## What this task involves
Would you restate, exactly as they appear, the lines from the one containing "Type out the text in this image." through the end of the data below?

## Extracted material
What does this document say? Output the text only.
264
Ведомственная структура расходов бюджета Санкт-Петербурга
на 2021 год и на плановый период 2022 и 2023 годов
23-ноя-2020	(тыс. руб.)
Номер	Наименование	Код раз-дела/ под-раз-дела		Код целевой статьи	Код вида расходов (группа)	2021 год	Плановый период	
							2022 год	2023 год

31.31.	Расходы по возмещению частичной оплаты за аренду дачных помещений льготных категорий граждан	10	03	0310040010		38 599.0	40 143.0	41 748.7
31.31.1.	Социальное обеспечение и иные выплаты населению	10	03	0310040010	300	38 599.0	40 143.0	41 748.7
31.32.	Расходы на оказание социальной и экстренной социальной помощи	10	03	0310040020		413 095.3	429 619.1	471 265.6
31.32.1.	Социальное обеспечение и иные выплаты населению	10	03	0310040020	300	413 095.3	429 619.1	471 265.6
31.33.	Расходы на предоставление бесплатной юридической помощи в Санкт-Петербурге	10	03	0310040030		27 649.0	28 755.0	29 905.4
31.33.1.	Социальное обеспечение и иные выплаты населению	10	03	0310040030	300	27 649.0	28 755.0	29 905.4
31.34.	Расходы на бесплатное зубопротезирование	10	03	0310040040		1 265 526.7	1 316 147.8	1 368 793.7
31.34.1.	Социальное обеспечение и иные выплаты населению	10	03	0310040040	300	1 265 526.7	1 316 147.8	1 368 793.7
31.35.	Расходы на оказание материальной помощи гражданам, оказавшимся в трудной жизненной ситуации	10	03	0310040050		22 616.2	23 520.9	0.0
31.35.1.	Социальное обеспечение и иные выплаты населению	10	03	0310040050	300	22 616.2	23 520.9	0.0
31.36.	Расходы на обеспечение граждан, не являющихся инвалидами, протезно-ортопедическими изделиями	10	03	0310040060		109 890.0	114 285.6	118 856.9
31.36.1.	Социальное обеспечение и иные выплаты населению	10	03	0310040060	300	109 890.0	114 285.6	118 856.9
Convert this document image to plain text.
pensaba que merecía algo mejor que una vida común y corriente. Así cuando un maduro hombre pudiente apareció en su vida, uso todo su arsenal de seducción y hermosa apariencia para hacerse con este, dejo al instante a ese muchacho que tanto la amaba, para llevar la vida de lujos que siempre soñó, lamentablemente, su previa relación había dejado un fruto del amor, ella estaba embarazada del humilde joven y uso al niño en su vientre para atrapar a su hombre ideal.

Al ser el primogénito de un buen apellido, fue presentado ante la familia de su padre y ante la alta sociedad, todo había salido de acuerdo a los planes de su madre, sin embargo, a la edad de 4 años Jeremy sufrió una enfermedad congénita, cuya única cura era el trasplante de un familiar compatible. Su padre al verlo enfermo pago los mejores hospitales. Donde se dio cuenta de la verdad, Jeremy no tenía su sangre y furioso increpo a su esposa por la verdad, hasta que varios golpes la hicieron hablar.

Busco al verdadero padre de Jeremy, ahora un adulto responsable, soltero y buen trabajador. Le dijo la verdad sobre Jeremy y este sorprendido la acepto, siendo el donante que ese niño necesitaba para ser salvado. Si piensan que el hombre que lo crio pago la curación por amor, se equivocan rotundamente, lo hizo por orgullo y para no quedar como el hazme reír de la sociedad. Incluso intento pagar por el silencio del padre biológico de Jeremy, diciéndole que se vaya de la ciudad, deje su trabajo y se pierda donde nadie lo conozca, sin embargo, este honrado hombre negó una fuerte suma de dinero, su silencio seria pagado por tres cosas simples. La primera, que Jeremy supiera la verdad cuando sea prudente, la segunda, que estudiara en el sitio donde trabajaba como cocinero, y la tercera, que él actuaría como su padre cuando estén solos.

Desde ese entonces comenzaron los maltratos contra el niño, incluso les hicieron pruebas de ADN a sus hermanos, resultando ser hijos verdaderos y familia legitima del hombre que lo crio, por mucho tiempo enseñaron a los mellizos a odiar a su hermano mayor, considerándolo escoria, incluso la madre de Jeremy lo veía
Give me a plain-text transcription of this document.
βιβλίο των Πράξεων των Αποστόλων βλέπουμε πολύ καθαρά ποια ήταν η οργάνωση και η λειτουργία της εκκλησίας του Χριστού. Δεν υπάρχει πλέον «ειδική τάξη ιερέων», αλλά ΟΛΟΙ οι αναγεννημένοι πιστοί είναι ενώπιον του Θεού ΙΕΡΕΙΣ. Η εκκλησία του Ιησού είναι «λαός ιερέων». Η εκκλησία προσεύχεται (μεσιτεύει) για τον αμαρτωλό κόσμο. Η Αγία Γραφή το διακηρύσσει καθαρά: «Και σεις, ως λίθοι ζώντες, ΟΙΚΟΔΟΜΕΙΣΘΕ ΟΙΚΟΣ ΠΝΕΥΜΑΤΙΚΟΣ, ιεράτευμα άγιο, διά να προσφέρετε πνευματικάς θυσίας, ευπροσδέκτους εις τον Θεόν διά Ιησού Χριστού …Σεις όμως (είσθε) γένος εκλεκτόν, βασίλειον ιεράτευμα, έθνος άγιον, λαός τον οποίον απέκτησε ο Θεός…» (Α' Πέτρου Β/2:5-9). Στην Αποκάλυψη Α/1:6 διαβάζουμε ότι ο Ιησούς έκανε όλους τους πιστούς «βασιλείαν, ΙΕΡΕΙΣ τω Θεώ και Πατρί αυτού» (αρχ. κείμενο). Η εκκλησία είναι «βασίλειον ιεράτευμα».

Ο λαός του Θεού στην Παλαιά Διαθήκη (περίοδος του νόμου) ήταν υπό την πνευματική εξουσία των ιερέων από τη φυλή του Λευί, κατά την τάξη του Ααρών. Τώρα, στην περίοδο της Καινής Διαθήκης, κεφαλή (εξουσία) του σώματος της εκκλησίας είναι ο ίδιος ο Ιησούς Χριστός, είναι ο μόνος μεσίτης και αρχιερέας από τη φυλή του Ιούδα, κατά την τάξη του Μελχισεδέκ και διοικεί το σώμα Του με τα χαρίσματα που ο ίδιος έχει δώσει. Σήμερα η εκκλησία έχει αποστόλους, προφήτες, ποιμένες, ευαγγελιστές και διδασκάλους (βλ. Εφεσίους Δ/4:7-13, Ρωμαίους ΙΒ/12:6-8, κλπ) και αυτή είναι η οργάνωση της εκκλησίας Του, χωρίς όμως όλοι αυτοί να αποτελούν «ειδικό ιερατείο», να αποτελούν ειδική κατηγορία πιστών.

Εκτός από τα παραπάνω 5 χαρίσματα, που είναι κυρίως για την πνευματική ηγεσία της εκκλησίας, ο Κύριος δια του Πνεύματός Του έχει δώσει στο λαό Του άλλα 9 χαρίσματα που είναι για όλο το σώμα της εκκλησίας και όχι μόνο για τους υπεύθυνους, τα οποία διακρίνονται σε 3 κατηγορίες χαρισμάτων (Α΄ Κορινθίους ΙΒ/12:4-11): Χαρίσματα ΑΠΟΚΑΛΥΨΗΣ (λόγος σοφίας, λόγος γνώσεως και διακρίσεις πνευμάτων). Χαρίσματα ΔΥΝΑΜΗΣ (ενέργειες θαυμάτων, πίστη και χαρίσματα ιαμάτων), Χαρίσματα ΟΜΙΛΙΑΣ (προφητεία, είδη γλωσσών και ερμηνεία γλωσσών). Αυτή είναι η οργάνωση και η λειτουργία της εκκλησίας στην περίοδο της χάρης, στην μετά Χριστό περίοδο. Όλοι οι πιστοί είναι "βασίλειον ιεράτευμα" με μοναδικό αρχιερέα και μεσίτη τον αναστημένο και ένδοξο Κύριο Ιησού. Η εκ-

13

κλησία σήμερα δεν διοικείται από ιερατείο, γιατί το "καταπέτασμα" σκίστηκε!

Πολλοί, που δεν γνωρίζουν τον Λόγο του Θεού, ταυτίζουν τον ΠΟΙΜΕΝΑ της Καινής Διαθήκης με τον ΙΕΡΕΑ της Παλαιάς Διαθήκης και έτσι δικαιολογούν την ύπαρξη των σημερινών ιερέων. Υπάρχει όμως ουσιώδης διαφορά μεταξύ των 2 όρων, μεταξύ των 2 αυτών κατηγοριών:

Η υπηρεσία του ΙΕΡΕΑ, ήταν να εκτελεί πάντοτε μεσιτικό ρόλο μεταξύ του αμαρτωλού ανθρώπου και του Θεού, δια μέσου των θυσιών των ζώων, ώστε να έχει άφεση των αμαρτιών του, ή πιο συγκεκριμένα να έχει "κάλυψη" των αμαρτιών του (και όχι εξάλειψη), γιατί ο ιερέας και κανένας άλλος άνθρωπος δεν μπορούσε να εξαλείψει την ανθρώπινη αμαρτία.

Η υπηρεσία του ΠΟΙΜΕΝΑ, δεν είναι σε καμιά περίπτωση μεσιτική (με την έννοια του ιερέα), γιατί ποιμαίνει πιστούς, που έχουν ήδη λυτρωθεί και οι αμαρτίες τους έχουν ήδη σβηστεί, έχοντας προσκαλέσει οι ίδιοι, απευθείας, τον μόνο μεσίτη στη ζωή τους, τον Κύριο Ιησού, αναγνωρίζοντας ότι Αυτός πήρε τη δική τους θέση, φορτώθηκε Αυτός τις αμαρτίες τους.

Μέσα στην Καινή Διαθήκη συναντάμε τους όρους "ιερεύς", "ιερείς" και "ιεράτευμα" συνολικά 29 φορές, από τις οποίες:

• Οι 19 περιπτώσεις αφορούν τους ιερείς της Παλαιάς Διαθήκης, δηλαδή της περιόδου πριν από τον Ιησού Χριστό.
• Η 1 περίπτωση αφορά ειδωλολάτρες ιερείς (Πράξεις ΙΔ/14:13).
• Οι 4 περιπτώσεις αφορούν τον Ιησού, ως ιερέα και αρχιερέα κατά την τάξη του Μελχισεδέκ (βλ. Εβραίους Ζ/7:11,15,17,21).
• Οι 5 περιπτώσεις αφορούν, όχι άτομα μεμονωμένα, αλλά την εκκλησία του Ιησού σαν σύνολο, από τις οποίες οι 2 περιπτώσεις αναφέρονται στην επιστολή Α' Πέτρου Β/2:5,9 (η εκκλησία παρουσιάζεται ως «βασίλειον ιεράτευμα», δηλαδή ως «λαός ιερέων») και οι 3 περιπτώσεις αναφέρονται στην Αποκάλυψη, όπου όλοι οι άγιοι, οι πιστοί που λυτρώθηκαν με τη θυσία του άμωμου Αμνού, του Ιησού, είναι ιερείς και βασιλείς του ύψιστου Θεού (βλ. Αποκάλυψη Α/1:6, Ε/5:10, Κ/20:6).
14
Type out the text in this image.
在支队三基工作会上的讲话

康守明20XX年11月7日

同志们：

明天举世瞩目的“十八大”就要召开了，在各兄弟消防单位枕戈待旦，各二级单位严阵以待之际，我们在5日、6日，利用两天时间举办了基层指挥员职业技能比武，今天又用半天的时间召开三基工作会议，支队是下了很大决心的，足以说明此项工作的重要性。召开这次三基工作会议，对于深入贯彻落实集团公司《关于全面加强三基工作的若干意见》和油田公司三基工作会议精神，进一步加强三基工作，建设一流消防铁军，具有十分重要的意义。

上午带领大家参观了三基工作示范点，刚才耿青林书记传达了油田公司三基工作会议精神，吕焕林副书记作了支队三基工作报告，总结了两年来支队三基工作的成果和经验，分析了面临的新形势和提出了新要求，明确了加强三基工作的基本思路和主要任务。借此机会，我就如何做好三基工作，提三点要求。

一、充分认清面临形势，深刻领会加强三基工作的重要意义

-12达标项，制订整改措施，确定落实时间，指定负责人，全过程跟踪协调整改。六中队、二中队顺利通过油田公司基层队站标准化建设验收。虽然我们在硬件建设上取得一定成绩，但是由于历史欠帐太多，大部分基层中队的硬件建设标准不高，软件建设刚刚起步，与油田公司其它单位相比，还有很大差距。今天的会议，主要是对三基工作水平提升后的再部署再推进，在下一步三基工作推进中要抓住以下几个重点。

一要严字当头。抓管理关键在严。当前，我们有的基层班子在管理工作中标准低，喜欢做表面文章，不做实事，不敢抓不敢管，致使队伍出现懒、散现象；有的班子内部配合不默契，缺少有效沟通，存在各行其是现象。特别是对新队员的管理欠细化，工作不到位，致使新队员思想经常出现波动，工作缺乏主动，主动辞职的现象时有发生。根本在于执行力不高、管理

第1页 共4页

## Response
Type out the text in this image.
在支队三基工作会上的讲话

康守明20XX年11月7日

同志们：

明天举世瞩目的“十八大”就要召开了，在各兄弟消防单位枕戈待旦，各二级单位严阵以待之际，我们在5日、6日，利用两天时间举办了基层指挥员职业技能比武，今天又用半天的时间召开三基工作会议，支队是下了很大决心的，足以说明此项工作的重要性。召开这次三基工作会议，对于深入贯彻落实集团公司《关于全面加强三基工作的若干意见》和油田公司三基工作会议精神，进一步加强三基工作，建设一流消防铁军，具有十分重要的意义。

上午带领大家参观了三基工作示范点，刚才耿青林书记传达了油田公司三基工作会议精神，吕焕林副书记作了支队三基工作报告，总结了两年来支队三基工作的成果和经验，分析了面临的新形势和提出了新要求，明确了加强三基工作的基本思路和主要任务。借此机会，我就如何做好三基工作，提三点要求。

一、充分认清面临形势，深刻领会加强三基工作的重要意义

-12达标项，制订整改措施，确定落实时间，指定负责人，全过程跟踪协调整改。六中队、二中队顺利通过油田公司基层队站标准化建设验收。虽然我们在硬件建设上取得一定成绩，但是由于历史欠帐太多，大部分基层中队的硬件建设标准不高，软件建设刚刚起步，与油田公司其它单位相比，还有很大差距。今天的会议，主要是对三基工作水平提升后的再部署再推进，在下一步三基工作推进中要抓住以下几个重点。

一要严字当头。抓管理关键在严。当前，我们有的基层班子在管理工作中标准低，喜欢做表面文章，不做实事，不敢抓不敢管，致使队伍出现懒、散现象；有的班子内部配合不默契，缺少有效沟通，存在各行其是现象。特别是对新队员的管理欠细化，工作不到位，致使新队员思想经常出现波动，工作缺乏主动，主动辞职的现象时有发生。根本在于执行力不高、管理

第1页 共4页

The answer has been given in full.